What you will do
Lines containing the word "name" are to be located and copied.

Entries supplied
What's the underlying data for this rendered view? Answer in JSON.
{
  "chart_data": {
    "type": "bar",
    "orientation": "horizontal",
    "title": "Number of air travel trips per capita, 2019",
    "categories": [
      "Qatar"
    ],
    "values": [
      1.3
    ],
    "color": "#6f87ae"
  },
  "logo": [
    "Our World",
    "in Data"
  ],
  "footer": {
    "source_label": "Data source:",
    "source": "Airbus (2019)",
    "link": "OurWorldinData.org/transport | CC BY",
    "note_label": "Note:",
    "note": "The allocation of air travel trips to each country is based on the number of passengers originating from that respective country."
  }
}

--

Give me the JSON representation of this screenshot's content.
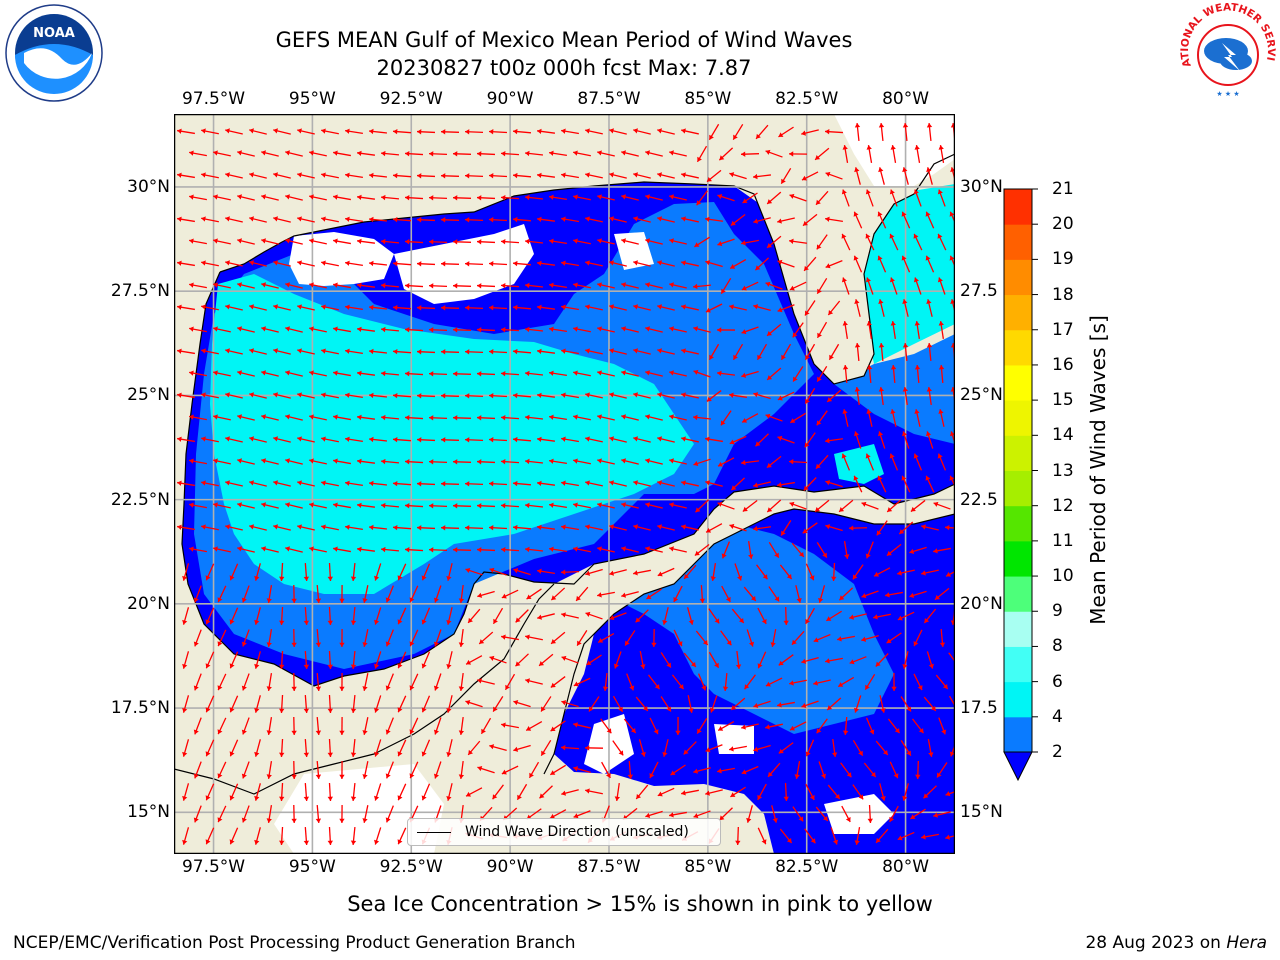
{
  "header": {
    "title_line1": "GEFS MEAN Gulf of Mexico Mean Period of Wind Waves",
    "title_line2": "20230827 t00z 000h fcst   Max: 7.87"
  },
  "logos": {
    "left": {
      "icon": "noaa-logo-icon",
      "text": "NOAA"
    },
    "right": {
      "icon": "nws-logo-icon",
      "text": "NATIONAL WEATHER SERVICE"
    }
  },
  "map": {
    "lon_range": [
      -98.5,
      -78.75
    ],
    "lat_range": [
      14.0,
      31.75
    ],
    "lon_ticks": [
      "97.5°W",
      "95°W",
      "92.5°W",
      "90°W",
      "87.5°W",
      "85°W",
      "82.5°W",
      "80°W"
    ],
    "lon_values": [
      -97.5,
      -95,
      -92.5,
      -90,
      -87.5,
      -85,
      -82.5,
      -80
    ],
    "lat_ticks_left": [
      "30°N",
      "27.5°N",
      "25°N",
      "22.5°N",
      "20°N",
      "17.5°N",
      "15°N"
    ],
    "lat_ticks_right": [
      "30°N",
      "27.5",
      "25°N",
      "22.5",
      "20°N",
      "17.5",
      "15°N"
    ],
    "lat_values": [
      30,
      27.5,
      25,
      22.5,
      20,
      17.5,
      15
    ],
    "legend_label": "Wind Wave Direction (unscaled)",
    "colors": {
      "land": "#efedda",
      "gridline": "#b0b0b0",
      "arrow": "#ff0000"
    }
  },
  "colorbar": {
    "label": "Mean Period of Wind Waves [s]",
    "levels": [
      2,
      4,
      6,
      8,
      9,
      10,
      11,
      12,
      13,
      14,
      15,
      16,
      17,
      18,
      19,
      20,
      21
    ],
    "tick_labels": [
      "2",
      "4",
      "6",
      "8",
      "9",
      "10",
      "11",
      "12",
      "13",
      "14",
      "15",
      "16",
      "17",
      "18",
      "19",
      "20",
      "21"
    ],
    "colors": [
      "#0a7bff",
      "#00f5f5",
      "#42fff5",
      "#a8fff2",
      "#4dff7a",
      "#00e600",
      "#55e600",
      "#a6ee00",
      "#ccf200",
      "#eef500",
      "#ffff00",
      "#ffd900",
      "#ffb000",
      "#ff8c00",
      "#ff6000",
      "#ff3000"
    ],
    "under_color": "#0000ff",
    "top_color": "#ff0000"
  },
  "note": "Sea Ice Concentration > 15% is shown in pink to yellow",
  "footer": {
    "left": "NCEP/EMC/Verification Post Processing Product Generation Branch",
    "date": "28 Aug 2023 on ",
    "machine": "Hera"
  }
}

--

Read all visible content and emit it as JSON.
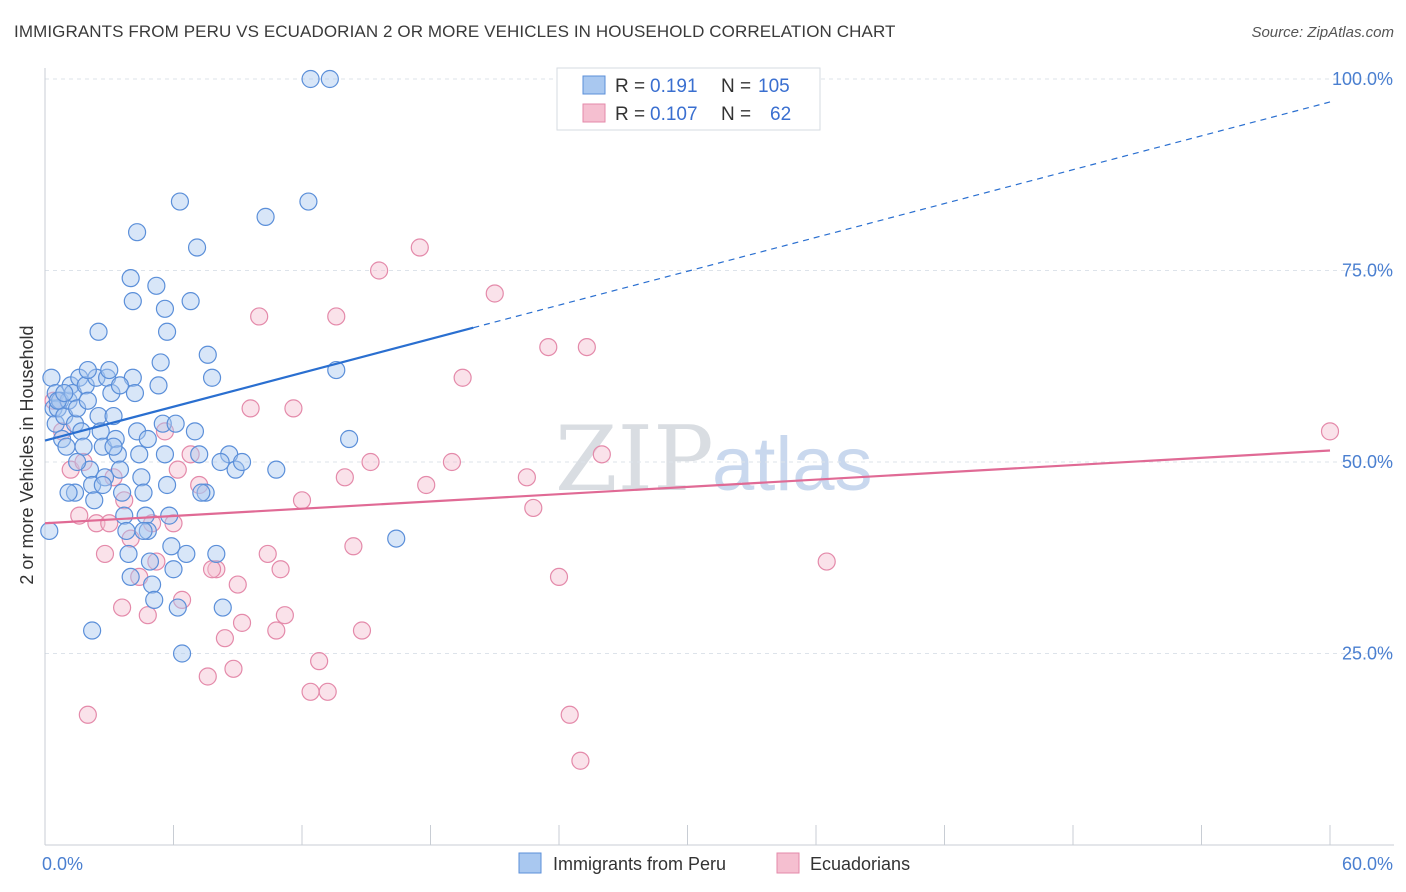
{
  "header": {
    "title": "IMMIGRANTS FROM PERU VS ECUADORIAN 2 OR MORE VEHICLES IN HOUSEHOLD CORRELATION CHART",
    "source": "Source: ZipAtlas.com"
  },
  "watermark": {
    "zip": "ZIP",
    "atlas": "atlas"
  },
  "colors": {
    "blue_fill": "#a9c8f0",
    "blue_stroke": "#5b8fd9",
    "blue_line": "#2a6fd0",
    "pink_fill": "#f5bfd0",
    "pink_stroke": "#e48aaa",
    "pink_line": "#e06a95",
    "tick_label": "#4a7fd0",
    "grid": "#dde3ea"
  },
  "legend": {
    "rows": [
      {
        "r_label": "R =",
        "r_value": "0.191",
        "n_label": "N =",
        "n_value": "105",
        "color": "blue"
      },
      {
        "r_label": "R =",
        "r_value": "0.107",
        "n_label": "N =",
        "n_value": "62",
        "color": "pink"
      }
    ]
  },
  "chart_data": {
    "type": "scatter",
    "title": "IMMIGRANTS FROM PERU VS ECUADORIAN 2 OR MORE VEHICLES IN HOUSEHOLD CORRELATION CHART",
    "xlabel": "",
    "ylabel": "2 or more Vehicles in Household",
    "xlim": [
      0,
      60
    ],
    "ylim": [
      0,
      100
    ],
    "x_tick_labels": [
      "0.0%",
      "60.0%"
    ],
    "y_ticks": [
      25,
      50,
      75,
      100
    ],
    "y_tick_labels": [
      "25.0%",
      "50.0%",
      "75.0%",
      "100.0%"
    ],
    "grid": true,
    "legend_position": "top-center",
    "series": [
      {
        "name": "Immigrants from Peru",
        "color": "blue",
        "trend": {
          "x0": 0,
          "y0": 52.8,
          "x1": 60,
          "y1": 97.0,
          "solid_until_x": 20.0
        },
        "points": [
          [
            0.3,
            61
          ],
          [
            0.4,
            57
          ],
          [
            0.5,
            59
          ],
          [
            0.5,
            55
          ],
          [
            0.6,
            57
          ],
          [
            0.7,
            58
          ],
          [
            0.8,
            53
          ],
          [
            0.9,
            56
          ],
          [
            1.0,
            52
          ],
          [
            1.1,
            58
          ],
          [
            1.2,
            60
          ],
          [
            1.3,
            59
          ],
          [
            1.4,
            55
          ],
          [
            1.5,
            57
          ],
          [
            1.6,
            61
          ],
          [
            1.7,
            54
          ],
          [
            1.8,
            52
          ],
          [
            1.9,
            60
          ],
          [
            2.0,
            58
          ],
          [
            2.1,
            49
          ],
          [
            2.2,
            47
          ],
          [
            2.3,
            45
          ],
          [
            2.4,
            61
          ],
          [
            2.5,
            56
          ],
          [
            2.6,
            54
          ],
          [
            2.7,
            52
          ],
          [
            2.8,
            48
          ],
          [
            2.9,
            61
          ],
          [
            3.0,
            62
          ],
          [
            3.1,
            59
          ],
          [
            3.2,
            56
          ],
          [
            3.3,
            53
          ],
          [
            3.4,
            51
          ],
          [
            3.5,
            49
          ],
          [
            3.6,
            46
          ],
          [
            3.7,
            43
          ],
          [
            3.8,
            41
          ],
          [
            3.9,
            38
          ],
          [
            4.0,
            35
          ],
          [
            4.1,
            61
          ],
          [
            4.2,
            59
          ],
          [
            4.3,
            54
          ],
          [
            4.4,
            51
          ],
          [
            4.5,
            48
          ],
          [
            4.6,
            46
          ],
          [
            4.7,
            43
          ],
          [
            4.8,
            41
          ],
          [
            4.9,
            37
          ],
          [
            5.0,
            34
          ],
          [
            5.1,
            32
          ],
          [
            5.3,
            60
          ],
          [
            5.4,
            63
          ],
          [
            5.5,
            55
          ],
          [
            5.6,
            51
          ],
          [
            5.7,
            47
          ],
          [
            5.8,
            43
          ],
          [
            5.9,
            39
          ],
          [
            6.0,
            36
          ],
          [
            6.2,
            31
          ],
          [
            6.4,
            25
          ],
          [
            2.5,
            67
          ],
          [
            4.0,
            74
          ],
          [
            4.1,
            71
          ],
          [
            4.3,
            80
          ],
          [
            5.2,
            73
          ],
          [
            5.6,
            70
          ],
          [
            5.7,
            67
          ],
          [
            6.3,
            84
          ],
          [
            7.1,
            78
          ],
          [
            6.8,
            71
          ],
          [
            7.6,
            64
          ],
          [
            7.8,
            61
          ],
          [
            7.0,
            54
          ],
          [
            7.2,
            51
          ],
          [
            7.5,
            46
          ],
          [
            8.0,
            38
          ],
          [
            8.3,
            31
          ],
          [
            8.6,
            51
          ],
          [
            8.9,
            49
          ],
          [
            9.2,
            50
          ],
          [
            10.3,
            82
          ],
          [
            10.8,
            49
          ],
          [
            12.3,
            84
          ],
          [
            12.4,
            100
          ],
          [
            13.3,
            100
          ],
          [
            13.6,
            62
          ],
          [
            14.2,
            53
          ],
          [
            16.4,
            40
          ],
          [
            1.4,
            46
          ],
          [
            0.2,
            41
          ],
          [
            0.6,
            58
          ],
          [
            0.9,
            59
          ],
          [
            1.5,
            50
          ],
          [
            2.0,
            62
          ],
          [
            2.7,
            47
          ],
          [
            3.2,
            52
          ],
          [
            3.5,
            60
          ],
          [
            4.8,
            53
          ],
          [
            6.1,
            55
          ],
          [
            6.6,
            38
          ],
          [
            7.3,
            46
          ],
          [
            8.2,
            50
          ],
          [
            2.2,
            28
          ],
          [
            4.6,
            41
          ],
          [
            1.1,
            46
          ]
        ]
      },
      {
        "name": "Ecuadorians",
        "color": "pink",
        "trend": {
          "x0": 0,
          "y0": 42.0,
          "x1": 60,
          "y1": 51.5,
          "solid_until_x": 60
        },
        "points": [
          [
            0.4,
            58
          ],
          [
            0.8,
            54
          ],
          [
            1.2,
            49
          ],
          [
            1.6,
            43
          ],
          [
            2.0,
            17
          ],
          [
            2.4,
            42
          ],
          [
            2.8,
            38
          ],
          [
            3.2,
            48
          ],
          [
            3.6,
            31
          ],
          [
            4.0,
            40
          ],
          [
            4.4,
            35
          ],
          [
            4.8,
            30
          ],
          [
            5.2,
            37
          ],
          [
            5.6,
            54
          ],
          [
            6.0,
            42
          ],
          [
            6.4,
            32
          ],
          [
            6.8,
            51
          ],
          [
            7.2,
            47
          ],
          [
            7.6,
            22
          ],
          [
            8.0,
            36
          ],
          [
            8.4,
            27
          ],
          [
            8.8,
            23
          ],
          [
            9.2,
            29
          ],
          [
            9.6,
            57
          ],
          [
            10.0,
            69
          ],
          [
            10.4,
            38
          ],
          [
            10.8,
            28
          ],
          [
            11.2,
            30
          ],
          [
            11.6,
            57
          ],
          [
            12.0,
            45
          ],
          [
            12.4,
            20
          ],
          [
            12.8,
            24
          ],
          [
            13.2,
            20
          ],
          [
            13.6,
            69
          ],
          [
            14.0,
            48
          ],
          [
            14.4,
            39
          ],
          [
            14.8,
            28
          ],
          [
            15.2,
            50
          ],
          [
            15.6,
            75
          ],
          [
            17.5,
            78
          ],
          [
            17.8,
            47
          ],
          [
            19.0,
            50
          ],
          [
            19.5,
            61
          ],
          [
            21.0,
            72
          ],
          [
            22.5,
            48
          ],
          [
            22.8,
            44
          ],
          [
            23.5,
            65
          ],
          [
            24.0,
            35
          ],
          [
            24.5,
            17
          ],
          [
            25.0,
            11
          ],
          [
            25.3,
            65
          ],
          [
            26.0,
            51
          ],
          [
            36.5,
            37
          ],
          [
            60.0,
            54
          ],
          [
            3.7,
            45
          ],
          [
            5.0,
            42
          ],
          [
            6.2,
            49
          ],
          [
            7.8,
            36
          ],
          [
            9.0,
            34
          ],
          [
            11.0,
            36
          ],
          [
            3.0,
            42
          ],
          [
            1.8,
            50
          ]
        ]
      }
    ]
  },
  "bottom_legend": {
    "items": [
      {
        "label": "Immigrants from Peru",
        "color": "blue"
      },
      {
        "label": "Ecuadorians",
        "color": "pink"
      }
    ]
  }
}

Right answer
        "name": "Immigrants from Peru",
        "name": "Ecuadorians",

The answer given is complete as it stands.